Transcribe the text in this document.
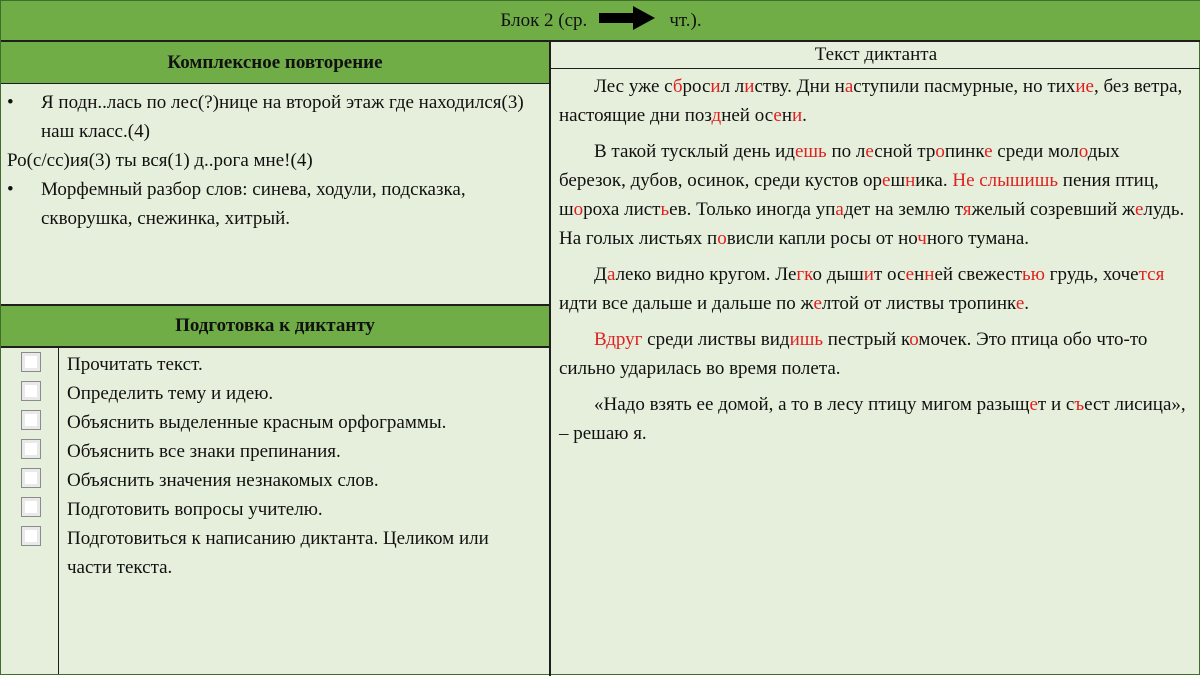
Блок 2 (ср.	чт.).
Комплексное повторение
•	Я подн..лась по лес(?)нице на второй этаж где находился(3) наш класс.(4)
Ро(с/сс)ия(3) ты вся(1) д..рога мне!(4)
•	Морфемный разбор слов: синева, ходули, подсказка, скворушка, снежинка, хитрый.
Подготовка к диктанту
Прочитать текст.
Определить тему и идею.
Объяснить выделенные красным орфограммы.
Объяснить все знаки препинания.
Объяснить значения незнакомых слов.
Подготовить вопросы учителю.
Подготовиться к написанию диктанта. Целиком или части текста.
Текст диктанта

Лес уже сбросил листву. Дни наступили пасмурные, но тихие, без ветра, настоящие дни поздней осени.

В такой тусклый день идешь по лесной тропинке среди молодых березок, дубов, осинок, среди кустов орешника. Не слышишь пения птиц, шороха листьев. Только иногда упадет на землю тяжелый созревший желудь. На голых листьях повисли капли росы от ночного тумана.

Далеко видно кругом. Легко дышит осенней свежестью грудь, хочется идти все дальше и дальше по желтой от листвы тропинке.

Вдруг среди листвы видишь пестрый комочек. Это птица обо что-то сильно ударилась во время полета.

«Надо взять ее домой, а то в лесу птицу мигом разыщет и съест лисица», – решаю я.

********

Leave out the pictures and repeat everything else in the records exactly.

Transcribe the text in this document.
Блок 2 (ср.	чт.).
Комплексное повторение
•	Я подн..лась по лес(?)нице на второй этаж где находился(3) наш класс.(4)
Ро(с/сс)ия(3) ты вся(1) д..рога мне!(4)
•	Морфемный разбор слов: синева, ходули, подсказка, скворушка, снежинка, хитрый.
Подготовка к диктанту
Прочитать текст.
Определить тему и идею.
Объяснить выделенные красным орфограммы.
Объяснить все знаки препинания.
Объяснить значения незнакомых слов.
Подготовить вопросы учителю.
Подготовиться к написанию диктанта. Целиком или части текста.
Текст диктанта

Лес уже сбросил листву. Дни наступили пасмурные, но тихие, без ветра, настоящие дни поздней осени.

В такой тусклый день идешь по лесной тропинке среди молодых березок, дубов, осинок, среди кустов орешника. Не слышишь пения птиц, шороха листьев. Только иногда упадет на землю тяжелый созревший желудь. На голых листьях повисли капли росы от ночного тумана.

Далеко видно кругом. Легко дышит осенней свежестью грудь, хочется идти все дальше и дальше по желтой от листвы тропинке.

Вдруг среди листвы видишь пестрый комочек. Это птица обо что-то сильно ударилась во время полета.

«Надо взять ее домой, а то в лесу птицу мигом разыщет и съест лисица», – решаю я.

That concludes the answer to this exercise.